(EXERCISE AIM): Identify the lines bearing the string "structured" and gather them.

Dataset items
## Begin

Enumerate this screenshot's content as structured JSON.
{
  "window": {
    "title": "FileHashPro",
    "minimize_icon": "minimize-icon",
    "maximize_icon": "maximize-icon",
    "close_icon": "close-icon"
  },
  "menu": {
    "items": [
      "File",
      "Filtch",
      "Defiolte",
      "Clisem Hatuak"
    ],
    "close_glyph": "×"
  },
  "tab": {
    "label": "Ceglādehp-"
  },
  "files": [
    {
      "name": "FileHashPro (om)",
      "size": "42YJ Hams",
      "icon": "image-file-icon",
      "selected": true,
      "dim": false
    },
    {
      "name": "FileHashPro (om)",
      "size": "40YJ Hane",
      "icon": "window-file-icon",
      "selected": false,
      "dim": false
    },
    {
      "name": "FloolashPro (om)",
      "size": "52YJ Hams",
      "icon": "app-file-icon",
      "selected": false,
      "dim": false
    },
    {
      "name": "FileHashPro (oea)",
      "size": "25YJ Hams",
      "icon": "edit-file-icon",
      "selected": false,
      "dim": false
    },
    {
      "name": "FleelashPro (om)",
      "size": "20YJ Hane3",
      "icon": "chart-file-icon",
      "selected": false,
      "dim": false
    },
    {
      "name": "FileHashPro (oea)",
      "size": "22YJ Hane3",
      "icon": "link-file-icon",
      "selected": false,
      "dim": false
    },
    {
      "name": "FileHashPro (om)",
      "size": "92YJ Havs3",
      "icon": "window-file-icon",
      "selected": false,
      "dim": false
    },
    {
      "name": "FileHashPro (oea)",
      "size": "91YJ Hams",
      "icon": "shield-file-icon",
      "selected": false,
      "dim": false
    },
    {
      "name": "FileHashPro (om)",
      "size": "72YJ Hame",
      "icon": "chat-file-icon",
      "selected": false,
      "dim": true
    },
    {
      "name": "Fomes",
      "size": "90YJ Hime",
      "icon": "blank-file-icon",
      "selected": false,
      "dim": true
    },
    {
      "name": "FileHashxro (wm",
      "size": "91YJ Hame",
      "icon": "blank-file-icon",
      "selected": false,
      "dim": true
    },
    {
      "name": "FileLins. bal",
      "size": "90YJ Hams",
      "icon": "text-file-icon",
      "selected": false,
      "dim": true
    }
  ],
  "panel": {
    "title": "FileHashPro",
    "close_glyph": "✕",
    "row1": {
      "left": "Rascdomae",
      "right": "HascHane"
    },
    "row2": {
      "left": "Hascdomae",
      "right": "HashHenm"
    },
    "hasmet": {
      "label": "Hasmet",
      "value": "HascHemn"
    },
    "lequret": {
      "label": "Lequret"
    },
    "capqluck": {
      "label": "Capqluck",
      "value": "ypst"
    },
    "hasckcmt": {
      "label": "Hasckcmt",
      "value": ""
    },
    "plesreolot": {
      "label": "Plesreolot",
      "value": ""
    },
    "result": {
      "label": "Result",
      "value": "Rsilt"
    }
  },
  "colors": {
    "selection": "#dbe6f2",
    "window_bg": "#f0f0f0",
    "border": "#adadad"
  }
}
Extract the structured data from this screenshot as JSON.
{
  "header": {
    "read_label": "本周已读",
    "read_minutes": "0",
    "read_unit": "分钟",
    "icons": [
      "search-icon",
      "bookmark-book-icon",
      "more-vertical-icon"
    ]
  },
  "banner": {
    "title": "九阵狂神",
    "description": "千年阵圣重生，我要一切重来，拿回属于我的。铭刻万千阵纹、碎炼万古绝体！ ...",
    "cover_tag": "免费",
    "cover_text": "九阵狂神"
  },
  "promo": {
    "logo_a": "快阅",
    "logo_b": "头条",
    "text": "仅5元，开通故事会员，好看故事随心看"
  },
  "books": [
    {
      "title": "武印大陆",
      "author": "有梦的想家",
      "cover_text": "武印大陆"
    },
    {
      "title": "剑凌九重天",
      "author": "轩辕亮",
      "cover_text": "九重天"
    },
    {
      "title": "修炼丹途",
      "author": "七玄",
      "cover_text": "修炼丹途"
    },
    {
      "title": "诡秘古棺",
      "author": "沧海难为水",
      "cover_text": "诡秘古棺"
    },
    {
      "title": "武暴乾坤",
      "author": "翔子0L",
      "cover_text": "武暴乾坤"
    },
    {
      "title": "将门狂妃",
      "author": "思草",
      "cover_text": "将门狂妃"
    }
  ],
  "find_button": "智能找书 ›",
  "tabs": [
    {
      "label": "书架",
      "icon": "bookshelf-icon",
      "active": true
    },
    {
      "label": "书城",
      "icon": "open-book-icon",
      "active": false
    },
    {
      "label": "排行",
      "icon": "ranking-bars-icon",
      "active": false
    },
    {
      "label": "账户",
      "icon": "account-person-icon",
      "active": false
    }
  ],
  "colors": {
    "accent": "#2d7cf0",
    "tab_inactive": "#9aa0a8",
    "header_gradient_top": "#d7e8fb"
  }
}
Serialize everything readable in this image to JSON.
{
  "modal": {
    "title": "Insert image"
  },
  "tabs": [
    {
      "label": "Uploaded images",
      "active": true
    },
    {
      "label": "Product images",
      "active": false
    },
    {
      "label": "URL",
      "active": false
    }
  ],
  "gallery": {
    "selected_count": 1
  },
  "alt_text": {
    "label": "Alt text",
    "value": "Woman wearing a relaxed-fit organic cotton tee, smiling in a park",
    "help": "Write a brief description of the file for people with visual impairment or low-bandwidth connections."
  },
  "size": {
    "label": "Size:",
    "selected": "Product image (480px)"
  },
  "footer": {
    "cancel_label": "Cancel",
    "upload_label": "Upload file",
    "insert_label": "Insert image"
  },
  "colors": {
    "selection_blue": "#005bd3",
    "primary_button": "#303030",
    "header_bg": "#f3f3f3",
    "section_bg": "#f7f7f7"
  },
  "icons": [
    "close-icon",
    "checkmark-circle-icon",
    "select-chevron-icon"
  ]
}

## End

(TASK SOLUTION):
Enumerate this screenshot's content as structured JSON.
Extract the structured data from this screenshot as JSON.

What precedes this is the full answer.